• [DIRECTION]: Write out the full set of records exactly. Any pictures in them do not belong in the copy.

• [DATA FOR THE TASK]:

>> Begin

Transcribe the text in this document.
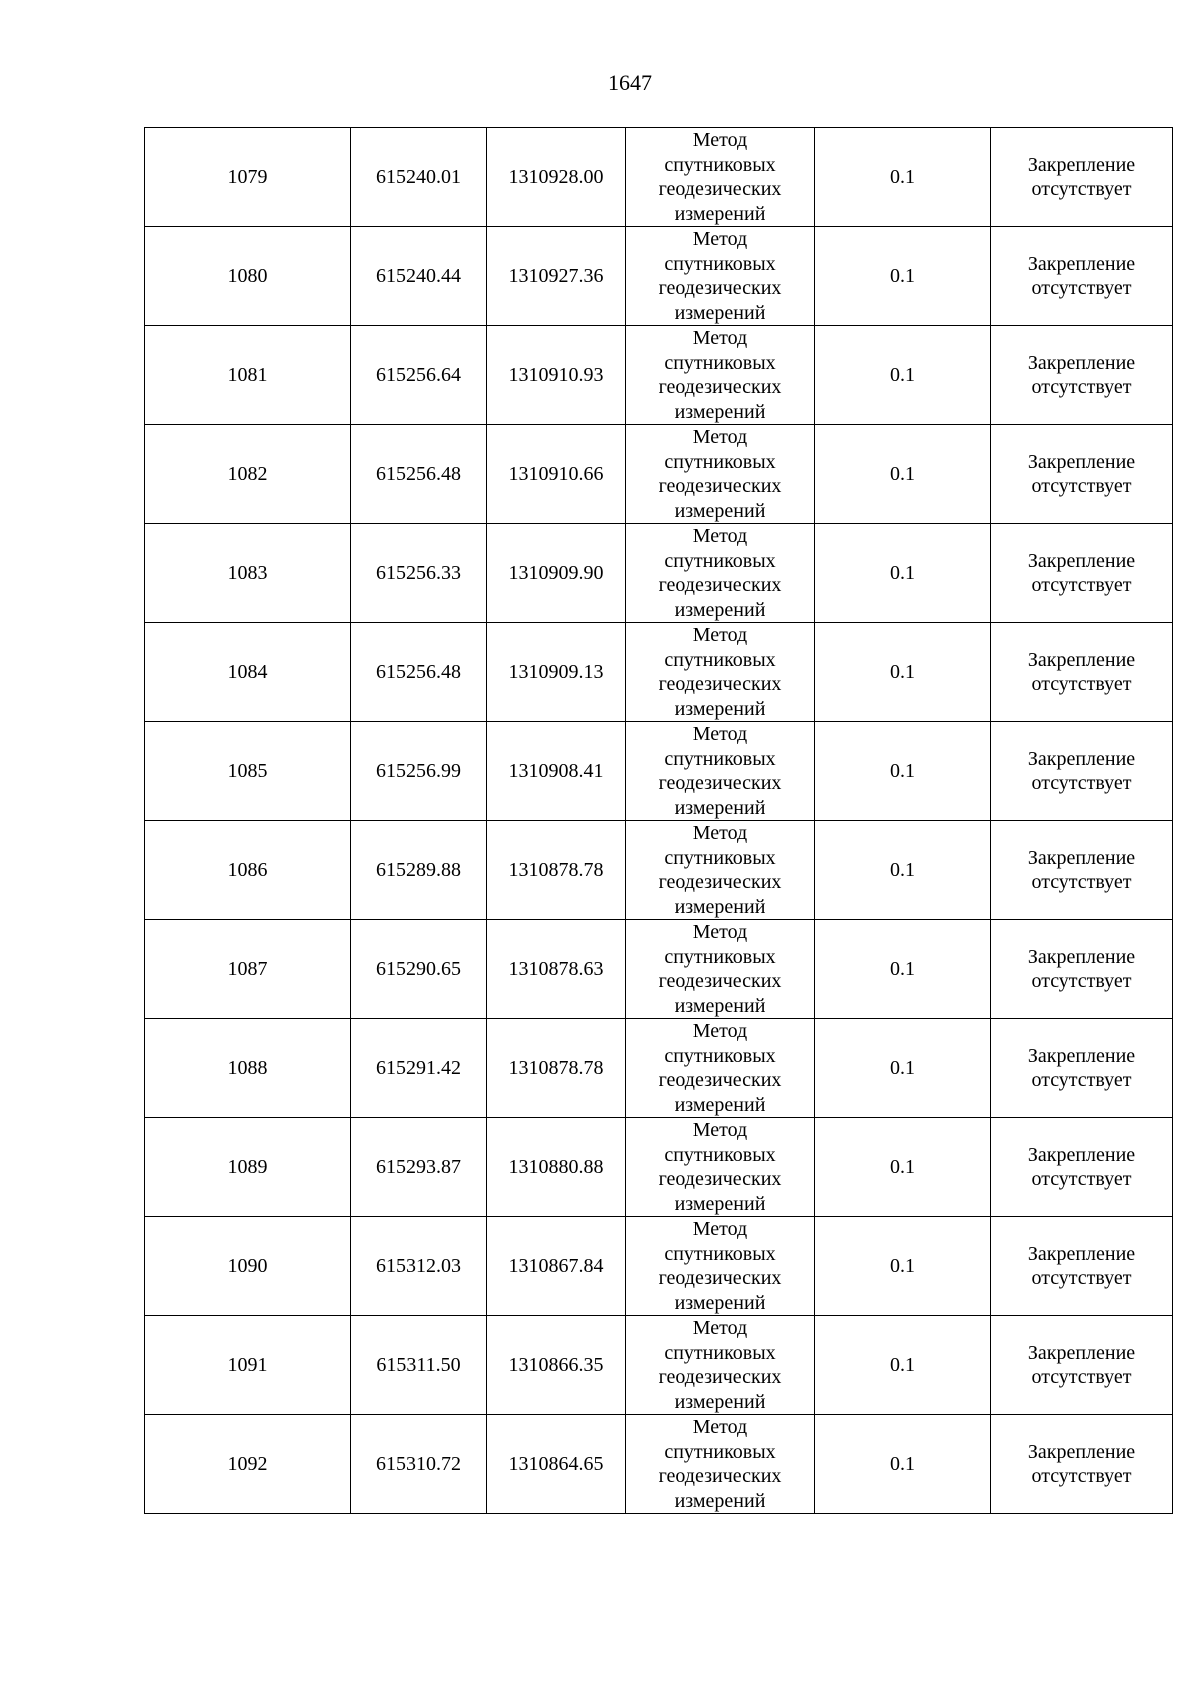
1647
1079	615240.01	1310928.00	Метод
спутниковых
геодезических
измерений	0.1	Закрепление
отсутствует
1080	615240.44	1310927.36	Метод
спутниковых
геодезических
измерений	0.1	Закрепление
отсутствует
1081	615256.64	1310910.93	Метод
спутниковых
геодезических
измерений	0.1	Закрепление
отсутствует
1082	615256.48	1310910.66	Метод
спутниковых
геодезических
измерений	0.1	Закрепление
отсутствует
1083	615256.33	1310909.90	Метод
спутниковых
геодезических
измерений	0.1	Закрепление
отсутствует
1084	615256.48	1310909.13	Метод
спутниковых
геодезических
измерений	0.1	Закрепление
отсутствует
1085	615256.99	1310908.41	Метод
спутниковых
геодезических
измерений	0.1	Закрепление
отсутствует
1086	615289.88	1310878.78	Метод
спутниковых
геодезических
измерений	0.1	Закрепление
отсутствует
1087	615290.65	1310878.63	Метод
спутниковых
геодезических
измерений	0.1	Закрепление
отсутствует
1088	615291.42	1310878.78	Метод
спутниковых
геодезических
измерений	0.1	Закрепление
отсутствует
1089	615293.87	1310880.88	Метод
спутниковых
геодезических
измерений	0.1	Закрепление
отсутствует
1090	615312.03	1310867.84	Метод
спутниковых
геодезических
измерений	0.1	Закрепление
отсутствует
1091	615311.50	1310866.35	Метод
спутниковых
геодезических
измерений	0.1	Закрепление
отсутствует
1092	615310.72	1310864.65	Метод
спутниковых
геодезических
измерений	0.1	Закрепление
отсутствует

>> End

• [REPLY]:
Transcribe the text in this document.
1647
1079	615240.01	1310928.00	Метод
спутниковых
геодезических
измерений	0.1	Закрепление
отсутствует
1080	615240.44	1310927.36	Метод
спутниковых
геодезических
измерений	0.1	Закрепление
отсутствует
1081	615256.64	1310910.93	Метод
спутниковых
геодезических
измерений	0.1	Закрепление
отсутствует
1082	615256.48	1310910.66	Метод
спутниковых
геодезических
измерений	0.1	Закрепление
отсутствует
1083	615256.33	1310909.90	Метод
спутниковых
геодезических
измерений	0.1	Закрепление
отсутствует
1084	615256.48	1310909.13	Метод
спутниковых
геодезических
измерений	0.1	Закрепление
отсутствует
1085	615256.99	1310908.41	Метод
спутниковых
геодезических
измерений	0.1	Закрепление
отсутствует
1086	615289.88	1310878.78	Метод
спутниковых
геодезических
измерений	0.1	Закрепление
отсутствует
1087	615290.65	1310878.63	Метод
спутниковых
геодезических
измерений	0.1	Закрепление
отсутствует
1088	615291.42	1310878.78	Метод
спутниковых
геодезических
измерений	0.1	Закрепление
отсутствует
1089	615293.87	1310880.88	Метод
спутниковых
геодезических
измерений	0.1	Закрепление
отсутствует
1090	615312.03	1310867.84	Метод
спутниковых
геодезических
измерений	0.1	Закрепление
отсутствует
1091	615311.50	1310866.35	Метод
спутниковых
геодезических
измерений	0.1	Закрепление
отсутствует
1092	615310.72	1310864.65	Метод
спутниковых
геодезических
измерений	0.1	Закрепление
отсутствует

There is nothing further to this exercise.